Pick out every line holding the string "desc" and copy it.

** Start of Listed entries **

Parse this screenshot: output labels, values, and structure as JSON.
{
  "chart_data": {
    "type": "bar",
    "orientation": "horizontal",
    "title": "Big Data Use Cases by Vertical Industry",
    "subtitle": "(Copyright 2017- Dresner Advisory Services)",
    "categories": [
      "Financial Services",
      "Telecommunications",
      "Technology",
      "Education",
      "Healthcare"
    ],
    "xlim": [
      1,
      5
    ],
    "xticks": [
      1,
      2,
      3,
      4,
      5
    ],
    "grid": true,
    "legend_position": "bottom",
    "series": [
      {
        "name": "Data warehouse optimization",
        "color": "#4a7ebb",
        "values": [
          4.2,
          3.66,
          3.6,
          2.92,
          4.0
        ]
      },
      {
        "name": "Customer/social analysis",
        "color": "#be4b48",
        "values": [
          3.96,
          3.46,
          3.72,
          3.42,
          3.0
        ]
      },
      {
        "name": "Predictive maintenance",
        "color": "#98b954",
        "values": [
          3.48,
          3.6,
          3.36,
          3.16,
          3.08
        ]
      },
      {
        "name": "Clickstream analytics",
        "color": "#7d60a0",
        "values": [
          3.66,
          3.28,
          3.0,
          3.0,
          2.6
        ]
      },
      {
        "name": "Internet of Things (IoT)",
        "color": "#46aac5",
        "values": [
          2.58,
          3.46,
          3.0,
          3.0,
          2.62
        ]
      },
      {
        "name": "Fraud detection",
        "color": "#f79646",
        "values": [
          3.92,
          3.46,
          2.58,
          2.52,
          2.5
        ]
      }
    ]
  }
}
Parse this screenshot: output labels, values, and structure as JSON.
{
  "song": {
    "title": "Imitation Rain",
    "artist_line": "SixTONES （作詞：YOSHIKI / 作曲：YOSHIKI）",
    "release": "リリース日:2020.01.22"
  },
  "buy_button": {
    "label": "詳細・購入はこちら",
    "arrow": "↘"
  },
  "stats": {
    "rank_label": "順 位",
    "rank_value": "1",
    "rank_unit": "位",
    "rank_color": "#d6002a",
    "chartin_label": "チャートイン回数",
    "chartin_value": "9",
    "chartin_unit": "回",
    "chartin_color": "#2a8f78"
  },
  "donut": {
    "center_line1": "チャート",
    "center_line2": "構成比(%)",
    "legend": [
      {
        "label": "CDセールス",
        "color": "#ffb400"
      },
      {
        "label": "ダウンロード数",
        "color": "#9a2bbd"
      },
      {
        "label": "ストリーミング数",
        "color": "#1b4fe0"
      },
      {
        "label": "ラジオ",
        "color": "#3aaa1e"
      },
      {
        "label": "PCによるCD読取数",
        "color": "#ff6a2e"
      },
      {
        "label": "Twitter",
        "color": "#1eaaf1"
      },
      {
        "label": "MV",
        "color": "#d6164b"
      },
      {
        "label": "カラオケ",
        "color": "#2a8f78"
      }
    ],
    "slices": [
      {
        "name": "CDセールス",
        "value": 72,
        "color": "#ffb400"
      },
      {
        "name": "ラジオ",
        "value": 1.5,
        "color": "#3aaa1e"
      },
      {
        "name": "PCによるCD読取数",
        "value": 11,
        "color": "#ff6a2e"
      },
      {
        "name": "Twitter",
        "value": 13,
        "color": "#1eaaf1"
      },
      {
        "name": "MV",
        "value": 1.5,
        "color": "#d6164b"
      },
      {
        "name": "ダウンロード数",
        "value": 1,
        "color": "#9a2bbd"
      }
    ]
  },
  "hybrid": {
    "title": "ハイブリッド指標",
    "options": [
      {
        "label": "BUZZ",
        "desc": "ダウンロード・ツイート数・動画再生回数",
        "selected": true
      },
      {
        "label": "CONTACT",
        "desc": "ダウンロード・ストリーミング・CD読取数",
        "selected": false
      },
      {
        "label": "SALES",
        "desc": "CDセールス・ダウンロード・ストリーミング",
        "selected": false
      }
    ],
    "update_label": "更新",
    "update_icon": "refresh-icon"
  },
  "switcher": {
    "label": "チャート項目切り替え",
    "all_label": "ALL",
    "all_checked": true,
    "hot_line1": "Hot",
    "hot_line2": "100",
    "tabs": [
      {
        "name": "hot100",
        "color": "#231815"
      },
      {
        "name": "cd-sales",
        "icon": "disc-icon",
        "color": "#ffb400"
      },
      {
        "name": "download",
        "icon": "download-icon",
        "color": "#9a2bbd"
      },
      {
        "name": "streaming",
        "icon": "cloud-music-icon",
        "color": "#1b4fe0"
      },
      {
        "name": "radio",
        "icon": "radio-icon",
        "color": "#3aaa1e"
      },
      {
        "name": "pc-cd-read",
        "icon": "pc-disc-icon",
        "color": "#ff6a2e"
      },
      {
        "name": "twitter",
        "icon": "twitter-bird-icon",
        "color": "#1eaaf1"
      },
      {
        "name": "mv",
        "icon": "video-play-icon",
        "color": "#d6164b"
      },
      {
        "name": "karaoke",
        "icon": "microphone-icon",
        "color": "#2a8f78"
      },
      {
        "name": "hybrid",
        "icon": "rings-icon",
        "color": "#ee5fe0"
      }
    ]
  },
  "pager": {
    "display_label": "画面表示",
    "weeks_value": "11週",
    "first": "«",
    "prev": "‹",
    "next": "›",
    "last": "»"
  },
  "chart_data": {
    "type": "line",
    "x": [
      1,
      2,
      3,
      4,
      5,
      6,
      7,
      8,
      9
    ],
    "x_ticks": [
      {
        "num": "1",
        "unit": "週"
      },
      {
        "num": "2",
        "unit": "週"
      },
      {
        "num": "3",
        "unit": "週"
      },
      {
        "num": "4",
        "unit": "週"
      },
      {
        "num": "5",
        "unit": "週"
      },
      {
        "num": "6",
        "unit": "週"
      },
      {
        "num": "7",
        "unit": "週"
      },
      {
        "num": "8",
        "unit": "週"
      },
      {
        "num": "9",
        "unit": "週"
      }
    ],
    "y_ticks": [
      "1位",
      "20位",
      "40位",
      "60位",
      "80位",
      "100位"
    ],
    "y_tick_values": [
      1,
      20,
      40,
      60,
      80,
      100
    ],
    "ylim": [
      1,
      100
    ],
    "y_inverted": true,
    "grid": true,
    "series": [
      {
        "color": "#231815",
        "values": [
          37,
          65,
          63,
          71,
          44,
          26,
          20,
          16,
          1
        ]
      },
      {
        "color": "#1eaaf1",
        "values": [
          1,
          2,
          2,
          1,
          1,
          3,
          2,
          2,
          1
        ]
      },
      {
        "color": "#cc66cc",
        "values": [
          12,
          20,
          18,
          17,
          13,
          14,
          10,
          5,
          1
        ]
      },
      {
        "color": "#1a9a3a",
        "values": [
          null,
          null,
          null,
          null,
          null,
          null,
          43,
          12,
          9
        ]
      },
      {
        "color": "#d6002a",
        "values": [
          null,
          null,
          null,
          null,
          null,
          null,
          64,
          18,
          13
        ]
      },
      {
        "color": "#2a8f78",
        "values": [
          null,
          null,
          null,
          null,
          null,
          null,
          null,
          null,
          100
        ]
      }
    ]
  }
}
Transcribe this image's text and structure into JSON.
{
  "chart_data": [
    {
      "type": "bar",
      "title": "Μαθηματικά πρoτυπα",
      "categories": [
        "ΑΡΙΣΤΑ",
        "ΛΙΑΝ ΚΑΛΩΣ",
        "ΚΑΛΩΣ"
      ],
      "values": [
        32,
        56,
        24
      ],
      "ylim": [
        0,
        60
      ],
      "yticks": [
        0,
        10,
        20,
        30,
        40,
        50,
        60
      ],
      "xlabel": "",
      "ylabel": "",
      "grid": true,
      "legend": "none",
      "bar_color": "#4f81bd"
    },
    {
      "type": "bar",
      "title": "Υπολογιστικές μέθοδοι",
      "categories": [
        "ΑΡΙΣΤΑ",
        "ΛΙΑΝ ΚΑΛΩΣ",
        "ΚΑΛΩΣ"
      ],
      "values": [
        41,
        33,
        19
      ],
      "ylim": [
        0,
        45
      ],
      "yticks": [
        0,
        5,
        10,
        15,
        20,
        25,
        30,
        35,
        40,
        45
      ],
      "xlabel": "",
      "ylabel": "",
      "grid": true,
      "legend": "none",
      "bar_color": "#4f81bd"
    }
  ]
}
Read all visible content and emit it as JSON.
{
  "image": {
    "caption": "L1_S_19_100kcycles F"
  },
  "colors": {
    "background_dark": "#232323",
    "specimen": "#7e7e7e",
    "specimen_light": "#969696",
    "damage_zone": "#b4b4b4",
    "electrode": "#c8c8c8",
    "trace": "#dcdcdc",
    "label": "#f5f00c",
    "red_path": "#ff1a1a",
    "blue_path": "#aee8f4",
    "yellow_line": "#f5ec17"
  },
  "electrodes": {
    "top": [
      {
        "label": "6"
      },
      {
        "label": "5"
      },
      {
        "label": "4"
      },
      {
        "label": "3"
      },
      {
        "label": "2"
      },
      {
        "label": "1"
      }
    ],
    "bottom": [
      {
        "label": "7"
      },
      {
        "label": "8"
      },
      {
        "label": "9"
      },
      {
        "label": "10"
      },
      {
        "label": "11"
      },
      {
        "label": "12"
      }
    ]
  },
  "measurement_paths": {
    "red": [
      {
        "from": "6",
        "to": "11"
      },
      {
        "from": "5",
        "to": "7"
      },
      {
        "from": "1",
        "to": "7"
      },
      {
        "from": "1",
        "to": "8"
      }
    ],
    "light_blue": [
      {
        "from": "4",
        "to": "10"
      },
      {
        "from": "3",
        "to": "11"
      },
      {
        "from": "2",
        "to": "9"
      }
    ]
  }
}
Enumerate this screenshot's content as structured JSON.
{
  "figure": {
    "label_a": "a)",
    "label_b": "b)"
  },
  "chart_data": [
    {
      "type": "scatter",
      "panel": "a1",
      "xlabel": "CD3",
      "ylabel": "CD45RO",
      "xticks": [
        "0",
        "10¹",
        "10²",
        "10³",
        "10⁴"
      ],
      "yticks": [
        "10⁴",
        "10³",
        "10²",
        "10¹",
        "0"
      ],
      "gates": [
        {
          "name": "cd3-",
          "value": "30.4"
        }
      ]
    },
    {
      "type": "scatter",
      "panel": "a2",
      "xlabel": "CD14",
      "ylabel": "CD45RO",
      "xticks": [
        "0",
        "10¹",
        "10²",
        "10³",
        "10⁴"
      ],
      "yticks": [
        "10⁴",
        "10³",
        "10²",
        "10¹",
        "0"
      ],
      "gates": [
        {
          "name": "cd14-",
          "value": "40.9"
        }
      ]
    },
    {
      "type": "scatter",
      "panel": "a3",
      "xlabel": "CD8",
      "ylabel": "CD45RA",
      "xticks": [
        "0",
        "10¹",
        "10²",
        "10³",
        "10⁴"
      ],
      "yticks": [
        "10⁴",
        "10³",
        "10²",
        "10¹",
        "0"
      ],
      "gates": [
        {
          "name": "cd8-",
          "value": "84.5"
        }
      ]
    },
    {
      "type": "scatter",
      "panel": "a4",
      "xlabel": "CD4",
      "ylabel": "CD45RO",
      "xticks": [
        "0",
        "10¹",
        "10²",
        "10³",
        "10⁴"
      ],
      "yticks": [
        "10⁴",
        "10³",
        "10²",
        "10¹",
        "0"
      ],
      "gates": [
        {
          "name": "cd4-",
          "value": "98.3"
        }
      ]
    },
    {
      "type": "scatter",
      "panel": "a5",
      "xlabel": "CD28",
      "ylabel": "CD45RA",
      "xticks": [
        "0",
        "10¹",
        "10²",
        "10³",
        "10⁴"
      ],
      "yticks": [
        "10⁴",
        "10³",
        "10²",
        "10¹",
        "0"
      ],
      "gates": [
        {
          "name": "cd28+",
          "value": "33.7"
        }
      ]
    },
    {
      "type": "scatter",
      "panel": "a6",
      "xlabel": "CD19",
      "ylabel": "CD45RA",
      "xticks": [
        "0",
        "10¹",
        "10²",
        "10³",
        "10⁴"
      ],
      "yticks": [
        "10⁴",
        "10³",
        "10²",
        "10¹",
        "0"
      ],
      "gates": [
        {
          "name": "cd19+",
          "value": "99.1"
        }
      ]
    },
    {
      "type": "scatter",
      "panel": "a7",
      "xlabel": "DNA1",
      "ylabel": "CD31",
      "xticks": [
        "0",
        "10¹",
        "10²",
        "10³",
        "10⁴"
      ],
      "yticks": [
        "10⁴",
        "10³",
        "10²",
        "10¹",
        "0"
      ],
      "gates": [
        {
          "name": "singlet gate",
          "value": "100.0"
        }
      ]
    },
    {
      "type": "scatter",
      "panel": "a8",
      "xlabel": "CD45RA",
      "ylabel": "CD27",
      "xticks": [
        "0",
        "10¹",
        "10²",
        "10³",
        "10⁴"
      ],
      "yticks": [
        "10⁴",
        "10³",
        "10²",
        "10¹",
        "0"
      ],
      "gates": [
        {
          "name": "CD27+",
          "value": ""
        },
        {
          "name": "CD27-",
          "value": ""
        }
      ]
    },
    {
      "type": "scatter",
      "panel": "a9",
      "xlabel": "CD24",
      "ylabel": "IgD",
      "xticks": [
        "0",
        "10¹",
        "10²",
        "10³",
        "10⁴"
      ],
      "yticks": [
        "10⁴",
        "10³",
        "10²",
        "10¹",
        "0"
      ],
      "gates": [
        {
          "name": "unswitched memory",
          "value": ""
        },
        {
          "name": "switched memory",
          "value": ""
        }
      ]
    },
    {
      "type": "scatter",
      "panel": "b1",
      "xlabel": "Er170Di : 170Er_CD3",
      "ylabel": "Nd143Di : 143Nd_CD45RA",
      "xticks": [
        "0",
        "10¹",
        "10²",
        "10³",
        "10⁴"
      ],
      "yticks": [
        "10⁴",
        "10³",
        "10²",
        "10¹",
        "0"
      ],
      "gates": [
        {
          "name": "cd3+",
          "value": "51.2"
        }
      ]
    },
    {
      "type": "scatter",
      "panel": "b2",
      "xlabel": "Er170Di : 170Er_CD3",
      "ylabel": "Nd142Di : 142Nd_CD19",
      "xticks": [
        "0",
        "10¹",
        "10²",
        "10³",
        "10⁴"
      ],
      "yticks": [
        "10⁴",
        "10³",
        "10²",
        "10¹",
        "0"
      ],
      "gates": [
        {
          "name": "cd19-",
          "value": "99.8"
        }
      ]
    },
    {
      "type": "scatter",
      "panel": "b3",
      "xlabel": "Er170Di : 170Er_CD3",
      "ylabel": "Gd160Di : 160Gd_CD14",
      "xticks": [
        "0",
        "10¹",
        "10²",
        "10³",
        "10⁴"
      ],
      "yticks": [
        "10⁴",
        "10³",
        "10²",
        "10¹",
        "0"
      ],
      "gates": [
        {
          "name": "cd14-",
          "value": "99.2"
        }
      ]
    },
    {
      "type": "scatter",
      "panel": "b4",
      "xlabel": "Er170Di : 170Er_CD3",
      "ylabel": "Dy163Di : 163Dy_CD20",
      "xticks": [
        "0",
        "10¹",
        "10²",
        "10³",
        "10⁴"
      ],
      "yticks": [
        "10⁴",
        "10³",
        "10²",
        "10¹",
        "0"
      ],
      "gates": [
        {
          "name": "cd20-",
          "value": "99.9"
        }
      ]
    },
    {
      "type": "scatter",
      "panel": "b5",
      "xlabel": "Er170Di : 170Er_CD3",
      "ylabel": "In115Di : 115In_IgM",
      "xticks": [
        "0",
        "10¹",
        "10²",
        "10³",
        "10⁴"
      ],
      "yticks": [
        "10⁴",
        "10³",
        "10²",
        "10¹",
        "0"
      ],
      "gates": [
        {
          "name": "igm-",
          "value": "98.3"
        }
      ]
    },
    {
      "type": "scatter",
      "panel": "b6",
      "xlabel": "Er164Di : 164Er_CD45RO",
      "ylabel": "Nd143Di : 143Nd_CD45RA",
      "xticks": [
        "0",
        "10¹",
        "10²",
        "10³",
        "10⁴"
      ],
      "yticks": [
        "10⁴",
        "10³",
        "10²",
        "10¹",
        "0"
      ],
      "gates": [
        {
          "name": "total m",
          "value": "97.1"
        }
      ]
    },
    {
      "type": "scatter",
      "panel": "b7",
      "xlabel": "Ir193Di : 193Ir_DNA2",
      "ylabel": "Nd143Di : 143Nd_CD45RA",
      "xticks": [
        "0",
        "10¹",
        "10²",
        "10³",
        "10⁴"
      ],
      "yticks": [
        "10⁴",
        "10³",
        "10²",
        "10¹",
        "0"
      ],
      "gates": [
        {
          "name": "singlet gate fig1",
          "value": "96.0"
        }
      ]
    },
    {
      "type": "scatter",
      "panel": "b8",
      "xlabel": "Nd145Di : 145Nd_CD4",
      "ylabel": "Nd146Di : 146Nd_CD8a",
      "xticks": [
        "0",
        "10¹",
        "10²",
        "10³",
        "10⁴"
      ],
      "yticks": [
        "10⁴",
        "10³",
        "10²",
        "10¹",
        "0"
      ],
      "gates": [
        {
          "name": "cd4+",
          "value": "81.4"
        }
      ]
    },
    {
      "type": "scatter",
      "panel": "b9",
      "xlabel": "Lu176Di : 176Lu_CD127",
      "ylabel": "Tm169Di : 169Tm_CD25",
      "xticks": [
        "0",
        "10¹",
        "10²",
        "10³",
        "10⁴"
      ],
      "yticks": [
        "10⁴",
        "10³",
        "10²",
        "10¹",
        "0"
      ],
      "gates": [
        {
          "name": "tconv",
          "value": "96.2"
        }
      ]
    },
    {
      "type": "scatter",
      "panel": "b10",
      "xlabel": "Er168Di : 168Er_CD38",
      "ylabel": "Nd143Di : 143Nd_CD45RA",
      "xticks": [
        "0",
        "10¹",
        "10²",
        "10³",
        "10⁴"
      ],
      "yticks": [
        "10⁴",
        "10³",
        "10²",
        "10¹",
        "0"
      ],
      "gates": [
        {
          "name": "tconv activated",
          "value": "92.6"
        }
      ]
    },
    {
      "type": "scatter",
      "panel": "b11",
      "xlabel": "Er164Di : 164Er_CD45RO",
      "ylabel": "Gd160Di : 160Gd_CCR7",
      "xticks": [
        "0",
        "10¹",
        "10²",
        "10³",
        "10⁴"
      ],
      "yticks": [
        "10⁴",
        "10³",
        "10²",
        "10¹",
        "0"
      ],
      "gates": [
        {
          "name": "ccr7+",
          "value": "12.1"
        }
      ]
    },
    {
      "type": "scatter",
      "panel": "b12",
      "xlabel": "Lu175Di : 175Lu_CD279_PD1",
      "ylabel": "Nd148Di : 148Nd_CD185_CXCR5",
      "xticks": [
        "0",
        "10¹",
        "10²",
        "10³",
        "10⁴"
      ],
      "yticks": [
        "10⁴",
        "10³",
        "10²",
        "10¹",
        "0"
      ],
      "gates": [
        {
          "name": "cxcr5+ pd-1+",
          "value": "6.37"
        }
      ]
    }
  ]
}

** End of Listed entries **

Worked solution:
        "desc": "ダウンロード・ツイート数・動画再生回数",
        "desc": "ダウンロード・ストリーミング・CD読取数",
        "desc": "CDセールス・ダウンロード・ストリーミング",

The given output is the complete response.